▶ _What the task requires_
Edit the rows from the start of the records through the line that contains "Bar [35, 198, 94, 219]": replace every "Bar" with "Rectangle" and keep the rest of those lines unchanged.

▶ _Records provided_

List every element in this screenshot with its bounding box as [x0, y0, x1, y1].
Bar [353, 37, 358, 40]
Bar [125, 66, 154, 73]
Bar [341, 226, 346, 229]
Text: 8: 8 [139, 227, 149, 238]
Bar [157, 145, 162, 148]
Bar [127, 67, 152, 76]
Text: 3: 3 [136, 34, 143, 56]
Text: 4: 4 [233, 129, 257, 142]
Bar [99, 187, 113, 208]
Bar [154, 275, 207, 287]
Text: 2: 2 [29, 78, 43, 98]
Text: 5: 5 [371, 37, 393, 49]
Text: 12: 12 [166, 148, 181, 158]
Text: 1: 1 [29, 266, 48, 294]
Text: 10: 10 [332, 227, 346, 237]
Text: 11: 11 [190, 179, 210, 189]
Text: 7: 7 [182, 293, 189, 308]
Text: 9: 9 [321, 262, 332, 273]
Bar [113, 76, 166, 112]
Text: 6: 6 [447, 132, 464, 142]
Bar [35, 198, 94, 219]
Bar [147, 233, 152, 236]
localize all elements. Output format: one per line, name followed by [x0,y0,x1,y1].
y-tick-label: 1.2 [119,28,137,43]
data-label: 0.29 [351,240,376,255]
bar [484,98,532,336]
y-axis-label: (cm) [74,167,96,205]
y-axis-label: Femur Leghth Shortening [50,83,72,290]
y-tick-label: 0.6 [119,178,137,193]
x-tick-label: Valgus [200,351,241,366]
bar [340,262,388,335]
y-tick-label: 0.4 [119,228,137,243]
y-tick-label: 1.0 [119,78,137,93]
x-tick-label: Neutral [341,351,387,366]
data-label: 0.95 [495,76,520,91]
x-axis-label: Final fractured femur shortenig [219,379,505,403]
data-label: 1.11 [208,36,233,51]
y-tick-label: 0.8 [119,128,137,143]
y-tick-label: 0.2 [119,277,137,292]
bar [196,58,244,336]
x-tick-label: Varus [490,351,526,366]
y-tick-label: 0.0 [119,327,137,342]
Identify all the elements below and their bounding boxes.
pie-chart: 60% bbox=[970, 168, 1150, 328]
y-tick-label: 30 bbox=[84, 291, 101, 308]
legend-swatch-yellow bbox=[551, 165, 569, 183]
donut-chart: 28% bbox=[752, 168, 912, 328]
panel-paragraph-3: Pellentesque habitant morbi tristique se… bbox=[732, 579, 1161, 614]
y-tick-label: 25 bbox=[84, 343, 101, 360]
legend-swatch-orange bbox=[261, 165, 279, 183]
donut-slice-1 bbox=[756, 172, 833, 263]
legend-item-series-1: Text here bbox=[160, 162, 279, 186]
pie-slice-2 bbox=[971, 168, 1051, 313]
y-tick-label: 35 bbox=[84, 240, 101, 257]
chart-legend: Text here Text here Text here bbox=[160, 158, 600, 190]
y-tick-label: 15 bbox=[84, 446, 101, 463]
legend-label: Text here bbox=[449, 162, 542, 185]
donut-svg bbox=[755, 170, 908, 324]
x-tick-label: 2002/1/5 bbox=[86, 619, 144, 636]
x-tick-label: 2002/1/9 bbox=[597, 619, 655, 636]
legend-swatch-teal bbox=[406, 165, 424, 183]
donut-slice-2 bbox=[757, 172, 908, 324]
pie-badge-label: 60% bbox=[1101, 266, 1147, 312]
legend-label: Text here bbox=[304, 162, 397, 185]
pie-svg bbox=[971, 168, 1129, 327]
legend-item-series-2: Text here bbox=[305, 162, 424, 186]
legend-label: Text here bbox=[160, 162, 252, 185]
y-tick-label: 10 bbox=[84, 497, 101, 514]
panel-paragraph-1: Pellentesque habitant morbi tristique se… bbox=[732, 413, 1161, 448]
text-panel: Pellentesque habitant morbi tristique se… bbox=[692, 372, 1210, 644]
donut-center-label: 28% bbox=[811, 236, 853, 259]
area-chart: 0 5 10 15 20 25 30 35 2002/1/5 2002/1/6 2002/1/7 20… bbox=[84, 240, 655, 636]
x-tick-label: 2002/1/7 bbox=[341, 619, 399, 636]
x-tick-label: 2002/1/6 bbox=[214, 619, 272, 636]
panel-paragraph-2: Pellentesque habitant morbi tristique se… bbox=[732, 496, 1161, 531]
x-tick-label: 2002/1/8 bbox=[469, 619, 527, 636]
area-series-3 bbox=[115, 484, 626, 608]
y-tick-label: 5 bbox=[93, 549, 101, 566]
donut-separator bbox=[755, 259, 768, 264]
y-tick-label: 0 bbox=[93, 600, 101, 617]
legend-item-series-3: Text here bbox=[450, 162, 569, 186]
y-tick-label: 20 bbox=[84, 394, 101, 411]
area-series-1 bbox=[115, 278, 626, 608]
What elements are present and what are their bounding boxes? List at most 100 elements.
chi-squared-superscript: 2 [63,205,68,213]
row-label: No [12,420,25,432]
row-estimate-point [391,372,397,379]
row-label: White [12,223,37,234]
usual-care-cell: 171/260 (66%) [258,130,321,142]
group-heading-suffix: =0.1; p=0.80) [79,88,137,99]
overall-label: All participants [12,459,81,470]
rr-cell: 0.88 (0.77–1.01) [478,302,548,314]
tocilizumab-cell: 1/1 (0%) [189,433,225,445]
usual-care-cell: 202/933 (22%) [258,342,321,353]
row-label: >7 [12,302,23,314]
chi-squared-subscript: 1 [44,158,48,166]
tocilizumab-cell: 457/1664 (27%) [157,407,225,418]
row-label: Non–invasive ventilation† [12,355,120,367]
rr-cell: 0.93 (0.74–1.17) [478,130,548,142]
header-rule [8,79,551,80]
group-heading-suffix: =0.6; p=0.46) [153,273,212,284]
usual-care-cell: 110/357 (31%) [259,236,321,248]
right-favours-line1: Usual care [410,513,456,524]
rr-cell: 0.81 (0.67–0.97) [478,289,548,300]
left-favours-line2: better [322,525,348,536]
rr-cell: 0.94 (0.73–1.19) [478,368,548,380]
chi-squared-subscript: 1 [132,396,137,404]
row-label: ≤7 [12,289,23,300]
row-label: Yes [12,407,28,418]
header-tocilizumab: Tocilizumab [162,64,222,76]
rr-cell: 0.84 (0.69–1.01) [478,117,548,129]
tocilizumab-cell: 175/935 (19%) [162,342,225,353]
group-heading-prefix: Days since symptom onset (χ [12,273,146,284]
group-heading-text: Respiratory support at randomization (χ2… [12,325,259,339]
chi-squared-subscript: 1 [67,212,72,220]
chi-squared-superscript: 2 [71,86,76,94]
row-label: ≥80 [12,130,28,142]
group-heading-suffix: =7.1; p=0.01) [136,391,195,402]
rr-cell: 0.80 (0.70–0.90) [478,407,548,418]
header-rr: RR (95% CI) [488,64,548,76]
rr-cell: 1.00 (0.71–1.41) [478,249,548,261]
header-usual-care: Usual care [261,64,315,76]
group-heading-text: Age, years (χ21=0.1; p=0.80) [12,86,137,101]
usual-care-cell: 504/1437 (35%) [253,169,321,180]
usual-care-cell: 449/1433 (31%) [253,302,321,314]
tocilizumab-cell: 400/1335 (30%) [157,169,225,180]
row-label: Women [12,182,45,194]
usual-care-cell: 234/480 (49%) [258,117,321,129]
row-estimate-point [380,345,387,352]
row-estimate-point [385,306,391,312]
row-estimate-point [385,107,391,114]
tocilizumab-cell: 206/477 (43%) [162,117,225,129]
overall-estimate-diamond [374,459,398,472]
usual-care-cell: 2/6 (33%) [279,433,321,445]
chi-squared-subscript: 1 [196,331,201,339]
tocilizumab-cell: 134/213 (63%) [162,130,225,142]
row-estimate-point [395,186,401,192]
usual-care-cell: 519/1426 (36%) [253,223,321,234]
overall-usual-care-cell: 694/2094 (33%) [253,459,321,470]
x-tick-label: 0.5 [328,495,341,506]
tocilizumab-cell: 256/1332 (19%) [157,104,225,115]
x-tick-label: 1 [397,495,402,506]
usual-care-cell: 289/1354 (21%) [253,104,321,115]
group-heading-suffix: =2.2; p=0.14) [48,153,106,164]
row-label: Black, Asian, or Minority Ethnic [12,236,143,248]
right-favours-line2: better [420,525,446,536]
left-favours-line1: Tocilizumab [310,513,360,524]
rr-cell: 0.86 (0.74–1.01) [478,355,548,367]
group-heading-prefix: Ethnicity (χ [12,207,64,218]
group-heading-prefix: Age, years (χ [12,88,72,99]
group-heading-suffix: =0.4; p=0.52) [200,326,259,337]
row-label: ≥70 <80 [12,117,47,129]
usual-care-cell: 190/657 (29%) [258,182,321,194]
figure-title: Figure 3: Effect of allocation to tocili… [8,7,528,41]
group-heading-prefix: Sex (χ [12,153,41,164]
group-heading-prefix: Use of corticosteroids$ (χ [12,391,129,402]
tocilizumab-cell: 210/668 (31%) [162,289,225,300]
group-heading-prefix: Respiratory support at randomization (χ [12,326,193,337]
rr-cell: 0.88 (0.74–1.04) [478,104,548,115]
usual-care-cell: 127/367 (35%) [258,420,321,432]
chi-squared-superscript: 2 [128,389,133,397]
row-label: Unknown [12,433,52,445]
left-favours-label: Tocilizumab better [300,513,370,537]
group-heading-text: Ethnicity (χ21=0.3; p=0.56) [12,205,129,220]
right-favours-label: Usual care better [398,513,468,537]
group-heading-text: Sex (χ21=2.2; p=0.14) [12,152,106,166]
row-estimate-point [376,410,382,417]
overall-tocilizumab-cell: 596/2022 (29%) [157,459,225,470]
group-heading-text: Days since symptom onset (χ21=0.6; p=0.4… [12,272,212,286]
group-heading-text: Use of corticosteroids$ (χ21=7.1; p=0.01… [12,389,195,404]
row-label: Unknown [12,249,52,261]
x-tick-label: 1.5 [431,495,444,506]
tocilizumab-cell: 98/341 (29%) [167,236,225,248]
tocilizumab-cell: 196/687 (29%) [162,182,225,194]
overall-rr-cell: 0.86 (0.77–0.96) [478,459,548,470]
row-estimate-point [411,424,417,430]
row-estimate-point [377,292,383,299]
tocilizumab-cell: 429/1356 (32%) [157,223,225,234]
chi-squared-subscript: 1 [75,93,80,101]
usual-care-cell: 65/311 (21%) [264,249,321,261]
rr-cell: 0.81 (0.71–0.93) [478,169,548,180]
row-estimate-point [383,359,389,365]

▶ _Exercise solution_
List every element in this screenshot with its bounding box as [x0, y0, x1, y1].
Rectangle [353, 37, 358, 40]
Rectangle [125, 66, 154, 73]
Rectangle [341, 226, 346, 229]
Text: 8: 8 [139, 227, 149, 238]
Rectangle [157, 145, 162, 148]
Rectangle [127, 67, 152, 76]
Text: 3: 3 [136, 34, 143, 56]
Text: 4: 4 [233, 129, 257, 142]
Rectangle [99, 187, 113, 208]
Rectangle [154, 275, 207, 287]
Text: 2: 2 [29, 78, 43, 98]
Text: 5: 5 [371, 37, 393, 49]
Text: 12: 12 [166, 148, 181, 158]
Text: 1: 1 [29, 266, 48, 294]
Text: 10: 10 [332, 227, 346, 237]
Text: 11: 11 [190, 179, 210, 189]
Text: 7: 7 [182, 293, 189, 308]
Text: 9: 9 [321, 262, 332, 273]
Rectangle [113, 76, 166, 112]
Text: 6: 6 [447, 132, 464, 142]
Rectangle [35, 198, 94, 219]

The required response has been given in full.